-- What you have to do --
Your task is to copy the listing exactly. Drop any pictures from the copy.

-- Provided material --
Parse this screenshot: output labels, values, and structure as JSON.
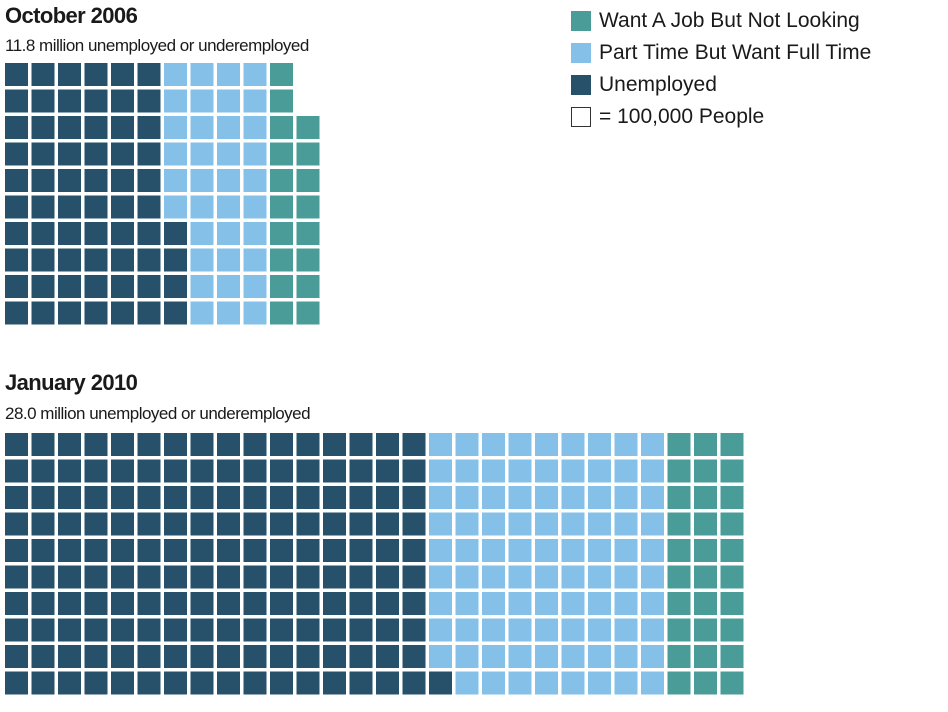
{
  "colors": {
    "unemployed": "#27516b",
    "part_time": "#84c0e7",
    "not_looking": "#4a9c98"
  },
  "legend": {
    "items": [
      {
        "key": "not_looking",
        "label": "Want A Job But Not Looking"
      },
      {
        "key": "part_time",
        "label": "Part Time But Want Full Time"
      },
      {
        "key": "unemployed",
        "label": "Unemployed"
      }
    ],
    "unit_label": "= 100,000 People"
  },
  "chart_data": [
    {
      "type": "waffle",
      "title": "October 2006",
      "subtitle": "11.8 million unemployed or underemployed",
      "unit": "100,000 people per square",
      "rows": 10,
      "series": [
        {
          "name": "Unemployed",
          "key": "unemployed",
          "squares": 64
        },
        {
          "name": "Part Time But Want Full Time",
          "key": "part_time",
          "squares": 36
        },
        {
          "name": "Want A Job But Not Looking",
          "key": "not_looking",
          "squares": 18
        }
      ]
    },
    {
      "type": "waffle",
      "title": "January 2010",
      "subtitle": "28.0 million unemployed or underemployed",
      "unit": "100,000 people per square",
      "rows": 10,
      "series": [
        {
          "name": "Unemployed",
          "key": "unemployed",
          "squares": 161
        },
        {
          "name": "Part Time But Want Full Time",
          "key": "part_time",
          "squares": 89
        },
        {
          "name": "Want A Job But Not Looking",
          "key": "not_looking",
          "squares": 30
        }
      ]
    }
  ]
}
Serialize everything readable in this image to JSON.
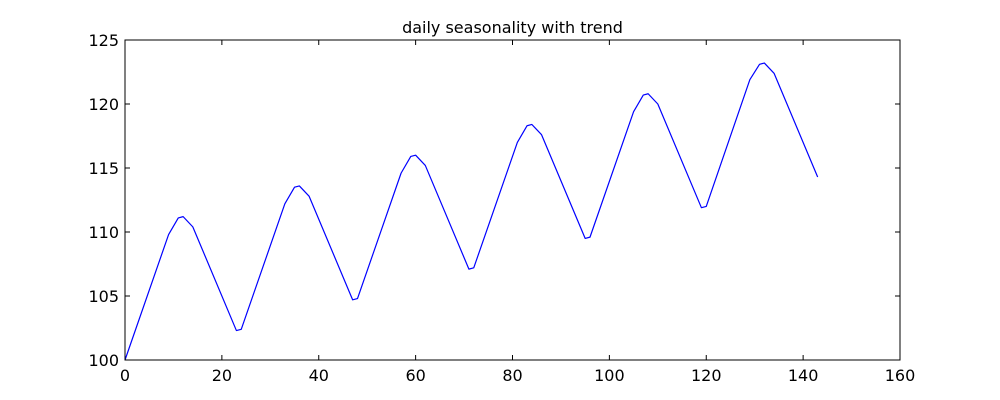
{
  "chart_data": {
    "type": "line",
    "title": "daily seasonality with trend",
    "xlabel": "",
    "ylabel": "",
    "xlim": [
      0,
      160
    ],
    "ylim": [
      100,
      125
    ],
    "xticks": [
      0,
      20,
      40,
      60,
      80,
      100,
      120,
      140,
      160
    ],
    "yticks": [
      100,
      105,
      110,
      115,
      120,
      125
    ],
    "grid": false,
    "legend": "none",
    "series": [
      {
        "color": "#0000ff",
        "x": [
          0,
          9,
          11,
          12,
          14,
          23,
          24,
          33,
          35,
          36,
          38,
          47,
          48,
          57,
          59,
          60,
          62,
          71,
          72,
          81,
          83,
          84,
          86,
          95,
          96,
          105,
          107,
          108,
          110,
          119,
          120,
          129,
          131,
          132,
          134,
          143
        ],
        "y": [
          100.0,
          109.8,
          111.1,
          111.2,
          110.4,
          102.3,
          102.4,
          112.2,
          113.5,
          113.6,
          112.8,
          104.7,
          104.8,
          114.6,
          115.9,
          116.0,
          115.2,
          107.1,
          107.2,
          117.0,
          118.3,
          118.4,
          117.6,
          109.5,
          109.6,
          119.4,
          120.7,
          120.8,
          120.0,
          111.9,
          112.0,
          121.9,
          123.1,
          123.2,
          122.4,
          114.3
        ]
      }
    ]
  }
}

-- Solution to this problem --
Parse this screenshot: output labels, values, and structure as JSON.
{
  "colors": {
    "unemployed": "#27516b",
    "part_time": "#84c0e7",
    "not_looking": "#4a9c98"
  },
  "legend": {
    "items": [
      {
        "key": "not_looking",
        "label": "Want A Job But Not Looking"
      },
      {
        "key": "part_time",
        "label": "Part Time But Want Full Time"
      },
      {
        "key": "unemployed",
        "label": "Unemployed"
      }
    ],
    "unit_label": "= 100,000 People"
  },
  "chart_data": [
    {
      "type": "waffle",
      "title": "October 2006",
      "subtitle": "11.8 million unemployed or underemployed",
      "unit": "100,000 people per square",
      "rows": 10,
      "series": [
        {
          "name": "Unemployed",
          "key": "unemployed",
          "squares": 64
        },
        {
          "name": "Part Time But Want Full Time",
          "key": "part_time",
          "squares": 36
        },
        {
          "name": "Want A Job But Not Looking",
          "key": "not_looking",
          "squares": 18
        }
      ]
    },
    {
      "type": "waffle",
      "title": "January 2010",
      "subtitle": "28.0 million unemployed or underemployed",
      "unit": "100,000 people per square",
      "rows": 10,
      "series": [
        {
          "name": "Unemployed",
          "key": "unemployed",
          "squares": 161
        },
        {
          "name": "Part Time But Want Full Time",
          "key": "part_time",
          "squares": 89
        },
        {
          "name": "Want A Job But Not Looking",
          "key": "not_looking",
          "squares": 30
        }
      ]
    }
  ]
}
Serialize everything readable in this image to JSON.
{
  "chart_data": {
    "type": "line",
    "title": "daily seasonality with trend",
    "xlabel": "",
    "ylabel": "",
    "xlim": [
      0,
      160
    ],
    "ylim": [
      100,
      125
    ],
    "xticks": [
      0,
      20,
      40,
      60,
      80,
      100,
      120,
      140,
      160
    ],
    "yticks": [
      100,
      105,
      110,
      115,
      120,
      125
    ],
    "grid": false,
    "legend": "none",
    "series": [
      {
        "color": "#0000ff",
        "x": [
          0,
          9,
          11,
          12,
          14,
          23,
          24,
          33,
          35,
          36,
          38,
          47,
          48,
          57,
          59,
          60,
          62,
          71,
          72,
          81,
          83,
          84,
          86,
          95,
          96,
          105,
          107,
          108,
          110,
          119,
          120,
          129,
          131,
          132,
          134,
          143
        ],
        "y": [
          100.0,
          109.8,
          111.1,
          111.2,
          110.4,
          102.3,
          102.4,
          112.2,
          113.5,
          113.6,
          112.8,
          104.7,
          104.8,
          114.6,
          115.9,
          116.0,
          115.2,
          107.1,
          107.2,
          117.0,
          118.3,
          118.4,
          117.6,
          109.5,
          109.6,
          119.4,
          120.7,
          120.8,
          120.0,
          111.9,
          112.0,
          121.9,
          123.1,
          123.2,
          122.4,
          114.3
        ]
      }
    ]
  }
}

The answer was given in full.